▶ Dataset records
— START —

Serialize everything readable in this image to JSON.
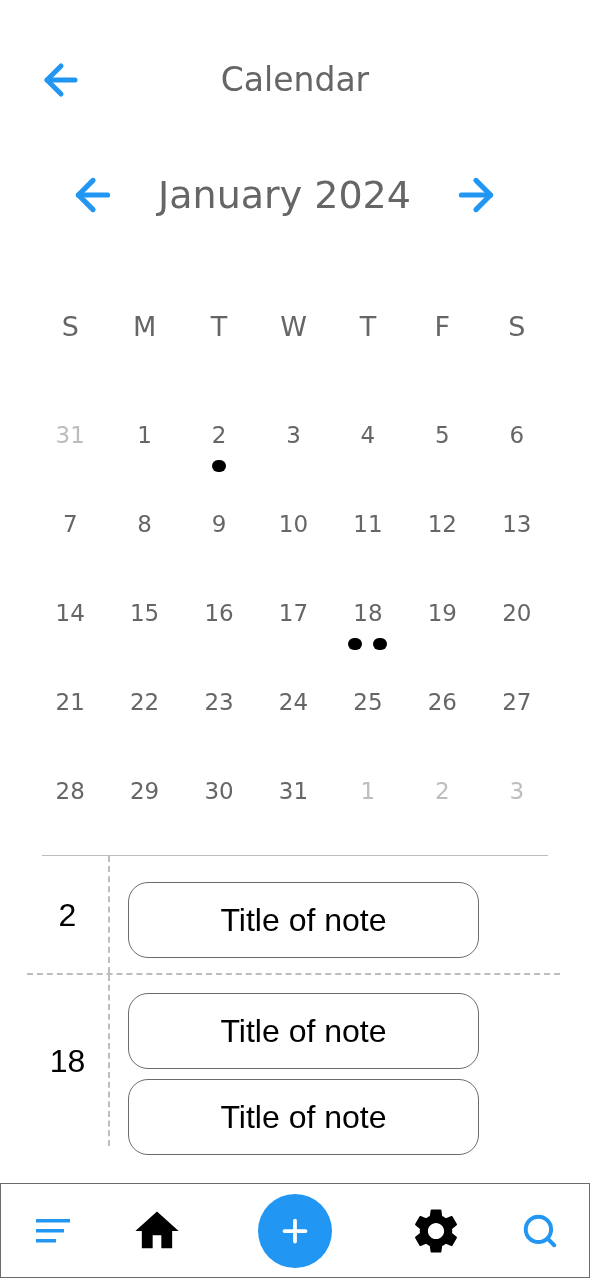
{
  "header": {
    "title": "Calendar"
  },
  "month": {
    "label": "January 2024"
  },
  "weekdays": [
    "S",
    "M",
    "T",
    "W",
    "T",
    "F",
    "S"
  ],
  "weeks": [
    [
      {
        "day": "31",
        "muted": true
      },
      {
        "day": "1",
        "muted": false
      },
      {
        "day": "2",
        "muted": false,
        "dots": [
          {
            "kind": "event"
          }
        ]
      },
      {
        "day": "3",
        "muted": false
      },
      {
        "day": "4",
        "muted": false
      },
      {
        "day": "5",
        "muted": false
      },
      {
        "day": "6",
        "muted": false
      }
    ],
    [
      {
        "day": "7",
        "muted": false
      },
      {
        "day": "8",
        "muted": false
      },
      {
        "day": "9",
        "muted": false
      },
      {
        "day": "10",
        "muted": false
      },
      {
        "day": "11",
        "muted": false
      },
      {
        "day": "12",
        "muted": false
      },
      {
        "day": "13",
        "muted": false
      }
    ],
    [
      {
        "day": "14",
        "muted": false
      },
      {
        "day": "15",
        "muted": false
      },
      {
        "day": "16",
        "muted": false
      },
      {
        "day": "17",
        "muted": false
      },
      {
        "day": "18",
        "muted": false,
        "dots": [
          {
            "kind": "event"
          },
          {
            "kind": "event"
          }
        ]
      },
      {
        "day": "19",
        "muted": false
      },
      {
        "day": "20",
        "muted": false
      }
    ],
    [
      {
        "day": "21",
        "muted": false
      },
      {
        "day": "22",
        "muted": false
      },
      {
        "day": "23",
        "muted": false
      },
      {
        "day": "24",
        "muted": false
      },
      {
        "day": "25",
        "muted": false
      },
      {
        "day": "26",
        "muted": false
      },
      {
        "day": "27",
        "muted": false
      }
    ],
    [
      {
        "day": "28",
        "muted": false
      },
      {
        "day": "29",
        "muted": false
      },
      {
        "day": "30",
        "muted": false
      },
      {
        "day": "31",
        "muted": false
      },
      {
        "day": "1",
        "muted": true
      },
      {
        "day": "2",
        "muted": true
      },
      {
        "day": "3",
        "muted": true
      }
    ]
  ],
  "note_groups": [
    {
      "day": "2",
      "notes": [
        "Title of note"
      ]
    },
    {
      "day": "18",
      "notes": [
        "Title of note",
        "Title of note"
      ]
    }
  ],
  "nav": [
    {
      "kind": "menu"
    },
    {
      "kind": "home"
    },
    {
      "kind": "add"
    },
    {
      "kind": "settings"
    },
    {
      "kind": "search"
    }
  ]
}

— END —
— START —

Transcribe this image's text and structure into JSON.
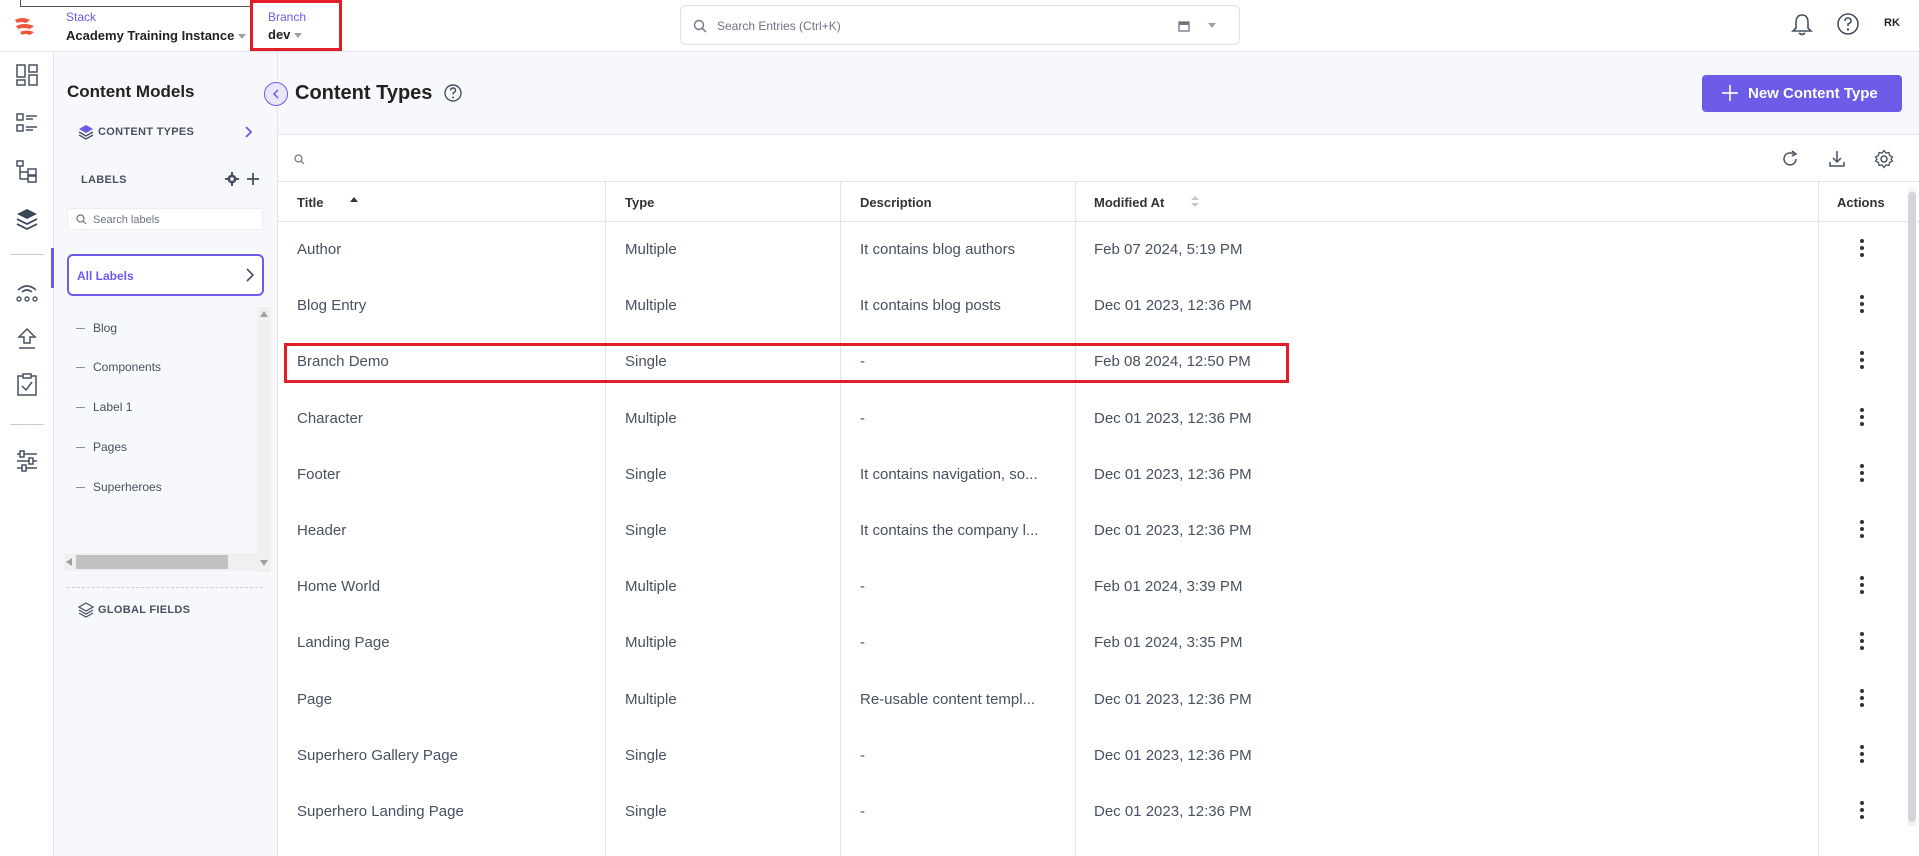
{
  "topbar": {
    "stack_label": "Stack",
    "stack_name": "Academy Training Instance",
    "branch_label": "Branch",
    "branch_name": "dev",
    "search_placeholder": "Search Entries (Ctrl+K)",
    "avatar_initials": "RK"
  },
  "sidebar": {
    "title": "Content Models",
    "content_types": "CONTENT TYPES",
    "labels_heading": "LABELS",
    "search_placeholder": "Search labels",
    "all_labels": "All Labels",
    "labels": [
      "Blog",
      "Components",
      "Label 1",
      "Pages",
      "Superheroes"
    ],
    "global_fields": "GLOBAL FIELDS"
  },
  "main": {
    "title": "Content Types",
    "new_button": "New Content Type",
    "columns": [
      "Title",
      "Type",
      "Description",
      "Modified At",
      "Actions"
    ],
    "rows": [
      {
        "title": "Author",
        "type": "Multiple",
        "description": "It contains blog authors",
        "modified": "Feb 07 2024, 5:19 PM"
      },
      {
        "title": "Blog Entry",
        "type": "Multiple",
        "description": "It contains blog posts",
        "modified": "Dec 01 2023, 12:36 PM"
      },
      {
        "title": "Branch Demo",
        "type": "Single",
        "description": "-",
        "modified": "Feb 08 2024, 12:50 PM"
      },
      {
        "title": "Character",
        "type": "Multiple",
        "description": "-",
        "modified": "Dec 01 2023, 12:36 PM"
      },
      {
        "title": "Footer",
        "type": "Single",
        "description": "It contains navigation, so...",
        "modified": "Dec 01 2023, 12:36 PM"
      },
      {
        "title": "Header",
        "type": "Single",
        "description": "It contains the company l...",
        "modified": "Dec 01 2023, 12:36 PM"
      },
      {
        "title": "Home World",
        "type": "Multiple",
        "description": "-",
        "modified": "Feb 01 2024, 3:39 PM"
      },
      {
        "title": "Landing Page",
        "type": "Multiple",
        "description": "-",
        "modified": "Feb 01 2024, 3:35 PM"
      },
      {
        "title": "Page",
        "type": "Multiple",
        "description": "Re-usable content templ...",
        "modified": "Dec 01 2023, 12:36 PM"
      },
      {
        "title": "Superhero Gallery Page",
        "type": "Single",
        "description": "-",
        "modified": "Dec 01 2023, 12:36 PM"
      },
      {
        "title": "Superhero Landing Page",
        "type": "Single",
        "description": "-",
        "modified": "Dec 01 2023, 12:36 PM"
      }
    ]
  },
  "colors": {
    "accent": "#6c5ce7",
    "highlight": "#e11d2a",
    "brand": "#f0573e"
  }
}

— END —

▶ To do
Search the records for the word "this", then list every line that has it.

▶ Exercise response
Serialize everything readable in this image to JSON.
Transcribe this image's text and structure into JSON.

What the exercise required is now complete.